# Problem description
Set down every entry once more, exactly as it appears.

# Available records

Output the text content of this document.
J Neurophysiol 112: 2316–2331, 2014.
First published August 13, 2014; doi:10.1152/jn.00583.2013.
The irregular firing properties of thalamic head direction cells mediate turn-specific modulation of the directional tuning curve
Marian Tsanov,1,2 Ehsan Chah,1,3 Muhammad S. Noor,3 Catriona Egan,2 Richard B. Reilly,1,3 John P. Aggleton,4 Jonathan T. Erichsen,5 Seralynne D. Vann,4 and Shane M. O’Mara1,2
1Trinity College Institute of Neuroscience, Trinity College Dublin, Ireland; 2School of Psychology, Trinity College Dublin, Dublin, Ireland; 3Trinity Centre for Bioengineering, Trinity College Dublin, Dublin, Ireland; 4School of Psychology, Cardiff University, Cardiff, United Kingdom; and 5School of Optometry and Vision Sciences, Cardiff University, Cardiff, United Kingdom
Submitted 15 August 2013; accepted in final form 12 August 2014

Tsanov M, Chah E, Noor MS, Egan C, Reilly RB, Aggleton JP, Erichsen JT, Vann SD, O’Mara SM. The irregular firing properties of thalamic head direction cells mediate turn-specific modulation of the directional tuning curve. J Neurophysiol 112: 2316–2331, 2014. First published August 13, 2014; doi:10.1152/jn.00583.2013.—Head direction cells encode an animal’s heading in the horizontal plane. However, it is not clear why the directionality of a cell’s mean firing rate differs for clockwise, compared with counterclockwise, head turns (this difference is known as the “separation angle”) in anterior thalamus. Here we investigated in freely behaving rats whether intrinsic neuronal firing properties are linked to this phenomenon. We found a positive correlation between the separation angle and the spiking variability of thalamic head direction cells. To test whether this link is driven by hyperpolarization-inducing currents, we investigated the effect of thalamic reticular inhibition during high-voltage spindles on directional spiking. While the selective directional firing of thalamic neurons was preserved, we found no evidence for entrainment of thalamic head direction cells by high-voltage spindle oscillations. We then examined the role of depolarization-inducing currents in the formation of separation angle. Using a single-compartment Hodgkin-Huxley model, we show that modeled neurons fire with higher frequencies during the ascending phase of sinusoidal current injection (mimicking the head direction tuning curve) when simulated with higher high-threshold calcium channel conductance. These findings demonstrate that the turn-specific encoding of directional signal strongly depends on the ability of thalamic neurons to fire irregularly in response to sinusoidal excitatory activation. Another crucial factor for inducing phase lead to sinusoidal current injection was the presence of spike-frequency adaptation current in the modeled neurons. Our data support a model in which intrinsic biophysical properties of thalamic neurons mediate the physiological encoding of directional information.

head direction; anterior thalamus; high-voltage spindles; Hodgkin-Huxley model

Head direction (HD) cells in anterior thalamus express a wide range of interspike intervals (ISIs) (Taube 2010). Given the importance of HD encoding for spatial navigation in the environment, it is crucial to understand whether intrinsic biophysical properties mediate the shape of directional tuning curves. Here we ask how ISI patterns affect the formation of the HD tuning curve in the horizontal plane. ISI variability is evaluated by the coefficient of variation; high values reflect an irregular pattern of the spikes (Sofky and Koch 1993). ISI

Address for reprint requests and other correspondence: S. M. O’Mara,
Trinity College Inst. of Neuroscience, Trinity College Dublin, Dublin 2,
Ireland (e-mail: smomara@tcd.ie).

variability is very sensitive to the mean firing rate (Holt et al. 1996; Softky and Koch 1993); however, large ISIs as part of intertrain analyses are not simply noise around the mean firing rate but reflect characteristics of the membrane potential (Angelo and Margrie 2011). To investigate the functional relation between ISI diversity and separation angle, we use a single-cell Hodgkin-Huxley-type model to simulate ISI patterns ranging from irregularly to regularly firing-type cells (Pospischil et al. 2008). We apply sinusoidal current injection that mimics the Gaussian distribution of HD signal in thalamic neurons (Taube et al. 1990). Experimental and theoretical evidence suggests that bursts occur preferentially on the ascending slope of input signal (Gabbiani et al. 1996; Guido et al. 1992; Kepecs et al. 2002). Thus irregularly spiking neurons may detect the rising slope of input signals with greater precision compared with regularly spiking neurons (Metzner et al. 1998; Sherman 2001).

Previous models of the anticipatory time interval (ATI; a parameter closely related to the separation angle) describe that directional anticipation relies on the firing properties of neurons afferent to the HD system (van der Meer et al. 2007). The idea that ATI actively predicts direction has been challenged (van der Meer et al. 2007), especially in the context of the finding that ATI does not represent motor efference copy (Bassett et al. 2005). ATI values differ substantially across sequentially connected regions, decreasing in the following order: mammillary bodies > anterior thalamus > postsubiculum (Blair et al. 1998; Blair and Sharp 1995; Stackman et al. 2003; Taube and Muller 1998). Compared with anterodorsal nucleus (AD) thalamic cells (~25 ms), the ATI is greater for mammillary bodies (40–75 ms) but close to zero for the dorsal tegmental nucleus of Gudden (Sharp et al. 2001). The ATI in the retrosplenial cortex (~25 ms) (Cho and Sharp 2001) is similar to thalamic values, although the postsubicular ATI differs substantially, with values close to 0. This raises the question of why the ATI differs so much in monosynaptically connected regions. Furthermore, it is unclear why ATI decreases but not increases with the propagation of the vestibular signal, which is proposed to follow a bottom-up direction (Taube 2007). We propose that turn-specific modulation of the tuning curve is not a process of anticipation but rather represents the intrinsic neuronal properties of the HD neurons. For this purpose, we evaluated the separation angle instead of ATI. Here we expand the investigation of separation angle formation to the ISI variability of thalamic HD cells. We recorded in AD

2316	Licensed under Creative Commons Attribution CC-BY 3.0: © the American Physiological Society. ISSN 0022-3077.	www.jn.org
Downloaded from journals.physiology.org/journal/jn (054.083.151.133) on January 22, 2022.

# Task solution
Output the text content of this document.
J Neurophysiol 112: 2316–2331, 2014.
First published August 13, 2014; doi:10.1152/jn.00583.2013.
The irregular firing properties of thalamic head direction cells mediate turn-specific modulation of the directional tuning curve
Marian Tsanov,1,2 Ehsan Chah,1,3 Muhammad S. Noor,3 Catriona Egan,2 Richard B. Reilly,1,3 John P. Aggleton,4 Jonathan T. Erichsen,5 Seralynne D. Vann,4 and Shane M. O’Mara1,2
1Trinity College Institute of Neuroscience, Trinity College Dublin, Ireland; 2School of Psychology, Trinity College Dublin, Dublin, Ireland; 3Trinity Centre for Bioengineering, Trinity College Dublin, Dublin, Ireland; 4School of Psychology, Cardiff University, Cardiff, United Kingdom; and 5School of Optometry and Vision Sciences, Cardiff University, Cardiff, United Kingdom
Submitted 15 August 2013; accepted in final form 12 August 2014

Tsanov M, Chah E, Noor MS, Egan C, Reilly RB, Aggleton JP, Erichsen JT, Vann SD, O’Mara SM. The irregular firing properties of thalamic head direction cells mediate turn-specific modulation of the directional tuning curve. J Neurophysiol 112: 2316–2331, 2014. First published August 13, 2014; doi:10.1152/jn.00583.2013.—Head direction cells encode an animal’s heading in the horizontal plane. However, it is not clear why the directionality of a cell’s mean firing rate differs for clockwise, compared with counterclockwise, head turns (this difference is known as the “separation angle”) in anterior thalamus. Here we investigated in freely behaving rats whether intrinsic neuronal firing properties are linked to this phenomenon. We found a positive correlation between the separation angle and the spiking variability of thalamic head direction cells. To test whether this link is driven by hyperpolarization-inducing currents, we investigated the effect of thalamic reticular inhibition during high-voltage spindles on directional spiking. While the selective directional firing of thalamic neurons was preserved, we found no evidence for entrainment of thalamic head direction cells by high-voltage spindle oscillations. We then examined the role of depolarization-inducing currents in the formation of separation angle. Using a single-compartment Hodgkin-Huxley model, we show that modeled neurons fire with higher frequencies during the ascending phase of sinusoidal current injection (mimicking the head direction tuning curve) when simulated with higher high-threshold calcium channel conductance. These findings demonstrate that the turn-specific encoding of directional signal strongly depends on the ability of thalamic neurons to fire irregularly in response to sinusoidal excitatory activation. Another crucial factor for inducing phase lead to sinusoidal current injection was the presence of spike-frequency adaptation current in the modeled neurons. Our data support a model in which intrinsic biophysical properties of thalamic neurons mediate the physiological encoding of directional information.

head direction; anterior thalamus; high-voltage spindles; Hodgkin-Huxley model

Head direction (HD) cells in anterior thalamus express a wide range of interspike intervals (ISIs) (Taube 2010). Given the importance of HD encoding for spatial navigation in the environment, it is crucial to understand whether intrinsic biophysical properties mediate the shape of directional tuning curves. Here we ask how ISI patterns affect the formation of the HD tuning curve in the horizontal plane. ISI variability is evaluated by the coefficient of variation; high values reflect an irregular pattern of the spikes (Sofky and Koch 1993). ISI

Address for reprint requests and other correspondence: S. M. O’Mara,
Trinity College Inst. of Neuroscience, Trinity College Dublin, Dublin 2,
Ireland (e-mail: smomara@tcd.ie).

variability is very sensitive to the mean firing rate (Holt et al. 1996; Softky and Koch 1993); however, large ISIs as part of intertrain analyses are not simply noise around the mean firing rate but reflect characteristics of the membrane potential (Angelo and Margrie 2011). To investigate the functional relation between ISI diversity and separation angle, we use a single-cell Hodgkin-Huxley-type model to simulate ISI patterns ranging from irregularly to regularly firing-type cells (Pospischil et al. 2008). We apply sinusoidal current injection that mimics the Gaussian distribution of HD signal in thalamic neurons (Taube et al. 1990). Experimental and theoretical evidence suggests that bursts occur preferentially on the ascending slope of input signal (Gabbiani et al. 1996; Guido et al. 1992; Kepecs et al. 2002). Thus irregularly spiking neurons may detect the rising slope of input signals with greater precision compared with regularly spiking neurons (Metzner et al. 1998; Sherman 2001).

Previous models of the anticipatory time interval (ATI; a parameter closely related to the separation angle) describe that directional anticipation relies on the firing properties of neurons afferent to the HD system (van der Meer et al. 2007). The idea that ATI actively predicts direction has been challenged (van der Meer et al. 2007), especially in the context of the finding that ATI does not represent motor efference copy (Bassett et al. 2005). ATI values differ substantially across sequentially connected regions, decreasing in the following order: mammillary bodies > anterior thalamus > postsubiculum (Blair et al. 1998; Blair and Sharp 1995; Stackman et al. 2003; Taube and Muller 1998). Compared with anterodorsal nucleus (AD) thalamic cells (~25 ms), the ATI is greater for mammillary bodies (40–75 ms) but close to zero for the dorsal tegmental nucleus of Gudden (Sharp et al. 2001). The ATI in the retrosplenial cortex (~25 ms) (Cho and Sharp 2001) is similar to thalamic values, although the postsubicular ATI differs substantially, with values close to 0. This raises the question of why the ATI differs so much in monosynaptically connected regions. Furthermore, it is unclear why ATI decreases but not increases with the propagation of the vestibular signal, which is proposed to follow a bottom-up direction (Taube 2007). We propose that turn-specific modulation of the tuning curve is not a process of anticipation but rather represents the intrinsic neuronal properties of the HD neurons. For this purpose, we evaluated the separation angle instead of ATI. Here we expand the investigation of separation angle formation to the ISI variability of thalamic HD cells. We recorded in AD

2316	Licensed under Creative Commons Attribution CC-BY 3.0: © the American Physiological Society. ISSN 0022-3077.	www.jn.org
Downloaded from journals.physiology.org/journal/jn (054.083.151.133) on January 22, 2022.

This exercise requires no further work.